### Exercise
Copy out every one of the following entries, character for character.

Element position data
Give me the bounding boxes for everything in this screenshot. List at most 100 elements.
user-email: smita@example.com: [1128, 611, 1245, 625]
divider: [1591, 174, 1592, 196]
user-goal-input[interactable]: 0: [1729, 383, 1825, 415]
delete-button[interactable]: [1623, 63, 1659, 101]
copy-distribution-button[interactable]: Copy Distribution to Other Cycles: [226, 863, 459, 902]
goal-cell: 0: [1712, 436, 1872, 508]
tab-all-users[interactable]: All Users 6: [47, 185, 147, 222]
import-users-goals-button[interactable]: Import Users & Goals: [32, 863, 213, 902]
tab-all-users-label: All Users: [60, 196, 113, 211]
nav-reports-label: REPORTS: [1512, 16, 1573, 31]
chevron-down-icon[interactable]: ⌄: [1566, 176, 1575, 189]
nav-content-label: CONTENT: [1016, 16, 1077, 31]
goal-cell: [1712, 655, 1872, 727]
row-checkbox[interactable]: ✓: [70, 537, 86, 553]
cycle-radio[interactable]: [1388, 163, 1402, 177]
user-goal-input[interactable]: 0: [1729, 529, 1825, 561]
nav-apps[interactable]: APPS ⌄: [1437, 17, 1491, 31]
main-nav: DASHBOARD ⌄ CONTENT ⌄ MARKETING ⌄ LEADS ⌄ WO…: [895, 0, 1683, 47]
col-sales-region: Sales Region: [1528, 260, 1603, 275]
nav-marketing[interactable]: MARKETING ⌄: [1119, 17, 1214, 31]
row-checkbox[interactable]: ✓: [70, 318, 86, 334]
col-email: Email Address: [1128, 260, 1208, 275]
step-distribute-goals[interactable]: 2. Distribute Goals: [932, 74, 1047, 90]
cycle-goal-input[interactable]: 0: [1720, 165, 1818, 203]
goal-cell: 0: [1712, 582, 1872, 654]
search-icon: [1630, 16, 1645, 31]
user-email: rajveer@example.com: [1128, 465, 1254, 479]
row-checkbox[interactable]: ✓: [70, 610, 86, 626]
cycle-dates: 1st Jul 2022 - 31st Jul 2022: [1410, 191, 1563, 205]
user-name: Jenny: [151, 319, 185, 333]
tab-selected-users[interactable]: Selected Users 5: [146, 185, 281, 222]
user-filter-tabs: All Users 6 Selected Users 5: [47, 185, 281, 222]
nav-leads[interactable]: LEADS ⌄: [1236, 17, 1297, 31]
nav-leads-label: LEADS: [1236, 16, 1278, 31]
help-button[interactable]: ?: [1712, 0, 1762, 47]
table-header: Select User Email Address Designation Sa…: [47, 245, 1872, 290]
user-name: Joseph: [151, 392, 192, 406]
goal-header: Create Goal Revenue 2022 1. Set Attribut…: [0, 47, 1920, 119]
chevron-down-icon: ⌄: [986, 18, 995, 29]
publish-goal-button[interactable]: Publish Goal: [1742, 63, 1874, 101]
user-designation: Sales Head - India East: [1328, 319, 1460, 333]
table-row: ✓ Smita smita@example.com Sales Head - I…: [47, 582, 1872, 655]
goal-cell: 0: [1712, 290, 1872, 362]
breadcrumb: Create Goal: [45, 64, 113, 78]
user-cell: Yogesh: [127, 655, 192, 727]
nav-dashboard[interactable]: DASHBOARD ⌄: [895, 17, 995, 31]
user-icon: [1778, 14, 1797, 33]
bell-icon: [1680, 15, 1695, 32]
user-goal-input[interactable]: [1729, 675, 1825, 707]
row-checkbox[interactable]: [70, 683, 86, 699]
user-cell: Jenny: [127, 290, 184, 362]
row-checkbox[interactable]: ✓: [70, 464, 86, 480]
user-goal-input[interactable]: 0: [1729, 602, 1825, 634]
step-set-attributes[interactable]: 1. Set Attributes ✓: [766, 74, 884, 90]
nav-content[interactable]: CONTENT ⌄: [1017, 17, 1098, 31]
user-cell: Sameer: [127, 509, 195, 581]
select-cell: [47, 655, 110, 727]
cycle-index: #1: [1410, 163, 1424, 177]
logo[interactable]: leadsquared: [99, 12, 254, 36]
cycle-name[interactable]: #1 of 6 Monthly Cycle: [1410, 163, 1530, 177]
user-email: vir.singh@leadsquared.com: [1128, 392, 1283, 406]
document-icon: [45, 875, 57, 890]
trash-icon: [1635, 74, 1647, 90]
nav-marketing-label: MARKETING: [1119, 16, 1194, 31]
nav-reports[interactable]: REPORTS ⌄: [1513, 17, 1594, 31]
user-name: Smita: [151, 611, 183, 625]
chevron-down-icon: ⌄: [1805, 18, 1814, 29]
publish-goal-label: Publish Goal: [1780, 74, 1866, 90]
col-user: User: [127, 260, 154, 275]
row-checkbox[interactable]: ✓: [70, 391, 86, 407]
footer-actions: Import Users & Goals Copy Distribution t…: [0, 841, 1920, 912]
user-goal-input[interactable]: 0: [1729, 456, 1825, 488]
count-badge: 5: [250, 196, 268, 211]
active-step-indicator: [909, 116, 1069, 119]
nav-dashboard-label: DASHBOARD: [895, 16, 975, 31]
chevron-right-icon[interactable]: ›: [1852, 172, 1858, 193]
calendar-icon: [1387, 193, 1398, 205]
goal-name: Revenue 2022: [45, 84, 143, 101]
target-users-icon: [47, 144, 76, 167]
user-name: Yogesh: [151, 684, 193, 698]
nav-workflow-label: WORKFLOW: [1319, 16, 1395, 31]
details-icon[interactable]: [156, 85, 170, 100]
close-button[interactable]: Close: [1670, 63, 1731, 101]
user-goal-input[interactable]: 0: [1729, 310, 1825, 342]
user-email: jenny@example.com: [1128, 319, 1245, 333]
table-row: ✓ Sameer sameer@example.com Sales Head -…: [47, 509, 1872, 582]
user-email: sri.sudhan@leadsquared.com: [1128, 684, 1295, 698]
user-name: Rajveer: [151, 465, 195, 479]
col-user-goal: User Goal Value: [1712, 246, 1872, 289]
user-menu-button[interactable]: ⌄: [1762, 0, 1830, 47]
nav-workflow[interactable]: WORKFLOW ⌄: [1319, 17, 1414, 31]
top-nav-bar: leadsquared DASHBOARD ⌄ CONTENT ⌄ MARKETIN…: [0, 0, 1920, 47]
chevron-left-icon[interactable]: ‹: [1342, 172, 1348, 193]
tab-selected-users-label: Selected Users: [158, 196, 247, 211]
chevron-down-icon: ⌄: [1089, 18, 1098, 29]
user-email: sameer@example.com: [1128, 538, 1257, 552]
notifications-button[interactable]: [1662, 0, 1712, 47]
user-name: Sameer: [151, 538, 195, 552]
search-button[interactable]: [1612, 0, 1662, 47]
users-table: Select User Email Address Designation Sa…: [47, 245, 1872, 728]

### Full output
Give me the bounding boxes for everything in this screenshot. List at most 100 elements.
user-email: smita@example.com: [1128, 611, 1245, 625]
divider: [1591, 174, 1592, 196]
user-goal-input[interactable]: 0: [1729, 383, 1825, 415]
delete-button[interactable]: [1623, 63, 1659, 101]
copy-distribution-button[interactable]: Copy Distribution to Other Cycles: [226, 863, 459, 902]
goal-cell: 0: [1712, 436, 1872, 508]
tab-all-users[interactable]: All Users 6: [47, 185, 147, 222]
import-users-goals-button[interactable]: Import Users & Goals: [32, 863, 213, 902]
tab-all-users-label: All Users: [60, 196, 113, 211]
nav-reports-label: REPORTS: [1512, 16, 1573, 31]
chevron-down-icon[interactable]: ⌄: [1566, 176, 1575, 189]
nav-content-label: CONTENT: [1016, 16, 1077, 31]
goal-cell: [1712, 655, 1872, 727]
row-checkbox[interactable]: ✓: [70, 537, 86, 553]
cycle-radio[interactable]: [1388, 163, 1402, 177]
user-goal-input[interactable]: 0: [1729, 529, 1825, 561]
nav-apps[interactable]: APPS ⌄: [1437, 17, 1491, 31]
main-nav: DASHBOARD ⌄ CONTENT ⌄ MARKETING ⌄ LEADS ⌄ WO…: [895, 0, 1683, 47]
col-sales-region: Sales Region: [1528, 260, 1603, 275]
nav-marketing[interactable]: MARKETING ⌄: [1119, 17, 1214, 31]
row-checkbox[interactable]: ✓: [70, 318, 86, 334]
col-email: Email Address: [1128, 260, 1208, 275]
step-distribute-goals[interactable]: 2. Distribute Goals: [932, 74, 1047, 90]
cycle-goal-input[interactable]: 0: [1720, 165, 1818, 203]
goal-cell: 0: [1712, 582, 1872, 654]
search-icon: [1630, 16, 1645, 31]
user-email: rajveer@example.com: [1128, 465, 1254, 479]
row-checkbox[interactable]: ✓: [70, 610, 86, 626]
cycle-dates: 1st Jul 2022 - 31st Jul 2022: [1410, 191, 1563, 205]
user-name: Jenny: [151, 319, 185, 333]
tab-selected-users[interactable]: Selected Users 5: [146, 185, 281, 222]
user-filter-tabs: All Users 6 Selected Users 5: [47, 185, 281, 222]
nav-leads[interactable]: LEADS ⌄: [1236, 17, 1297, 31]
nav-leads-label: LEADS: [1236, 16, 1278, 31]
help-button[interactable]: ?: [1712, 0, 1762, 47]
table-header: Select User Email Address Designation Sa…: [47, 245, 1872, 290]
user-name: Joseph: [151, 392, 192, 406]
goal-header: Create Goal Revenue 2022 1. Set Attribut…: [0, 47, 1920, 119]
chevron-down-icon: ⌄: [986, 18, 995, 29]
publish-goal-button[interactable]: Publish Goal: [1742, 63, 1874, 101]
user-designation: Sales Head - India East: [1328, 319, 1460, 333]
table-row: ✓ Smita smita@example.com Sales Head - I…: [47, 582, 1872, 655]
goal-cell: 0: [1712, 290, 1872, 362]
breadcrumb: Create Goal: [45, 64, 113, 78]
user-cell: Yogesh: [127, 655, 192, 727]
nav-dashboard[interactable]: DASHBOARD ⌄: [895, 17, 995, 31]
user-icon: [1778, 14, 1797, 33]
bell-icon: [1680, 15, 1695, 32]
user-goal-input[interactable]: [1729, 675, 1825, 707]
row-checkbox[interactable]: [70, 683, 86, 699]
user-cell: Jenny: [127, 290, 184, 362]
row-checkbox[interactable]: ✓: [70, 464, 86, 480]
user-goal-input[interactable]: 0: [1729, 602, 1825, 634]
step-set-attributes[interactable]: 1. Set Attributes ✓: [766, 74, 884, 90]
nav-content[interactable]: CONTENT ⌄: [1017, 17, 1098, 31]
user-cell: Sameer: [127, 509, 195, 581]
select-cell: [47, 655, 110, 727]
cycle-index: #1: [1410, 163, 1424, 177]
logo[interactable]: leadsquared: [99, 12, 254, 36]
cycle-name[interactable]: #1 of 6 Monthly Cycle: [1410, 163, 1530, 177]
user-email: vir.singh@leadsquared.com: [1128, 392, 1283, 406]
document-icon: [45, 875, 57, 890]
trash-icon: [1635, 74, 1647, 90]
nav-marketing-label: MARKETING: [1119, 16, 1194, 31]
nav-reports[interactable]: REPORTS ⌄: [1513, 17, 1594, 31]
user-name: Smita: [151, 611, 183, 625]
chevron-down-icon: ⌄: [1805, 18, 1814, 29]
publish-goal-label: Publish Goal: [1780, 74, 1866, 90]
col-user: User: [127, 260, 154, 275]
row-checkbox[interactable]: ✓: [70, 391, 86, 407]
footer-actions: Import Users & Goals Copy Distribution t…: [0, 841, 1920, 912]
user-goal-input[interactable]: 0: [1729, 456, 1825, 488]
count-badge: 5: [250, 196, 268, 211]
active-step-indicator: [909, 116, 1069, 119]
nav-dashboard-label: DASHBOARD: [895, 16, 975, 31]
chevron-right-icon[interactable]: ›: [1852, 172, 1858, 193]
calendar-icon: [1387, 193, 1398, 205]
goal-name: Revenue 2022: [45, 84, 143, 101]
target-users-icon: [47, 144, 76, 167]
user-name: Yogesh: [151, 684, 193, 698]
nav-workflow-label: WORKFLOW: [1319, 16, 1395, 31]
details-icon[interactable]: [156, 85, 170, 100]
close-button[interactable]: Close: [1670, 63, 1731, 101]
user-goal-input[interactable]: 0: [1729, 310, 1825, 342]
user-email: jenny@example.com: [1128, 319, 1245, 333]
table-row: ✓ Sameer sameer@example.com Sales Head -…: [47, 509, 1872, 582]
user-email: sri.sudhan@leadsquared.com: [1128, 684, 1295, 698]
user-name: Rajveer: [151, 465, 195, 479]
col-user-goal: User Goal Value: [1712, 246, 1872, 289]
user-menu-button[interactable]: ⌄: [1762, 0, 1830, 47]
nav-workflow[interactable]: WORKFLOW ⌄: [1319, 17, 1414, 31]
top-nav-bar: leadsquared DASHBOARD ⌄ CONTENT ⌄ MARKETIN…: [0, 0, 1920, 47]
chevron-left-icon[interactable]: ‹: [1342, 172, 1348, 193]
tab-selected-users-label: Selected Users: [158, 196, 247, 211]
chevron-down-icon: ⌄: [1089, 18, 1098, 29]
user-email: sameer@example.com: [1128, 538, 1257, 552]
notifications-button[interactable]: [1662, 0, 1712, 47]
user-name: Sameer: [151, 538, 195, 552]
search-button[interactable]: [1612, 0, 1662, 47]
users-table: Select User Email Address Designation Sa…: [47, 245, 1872, 728]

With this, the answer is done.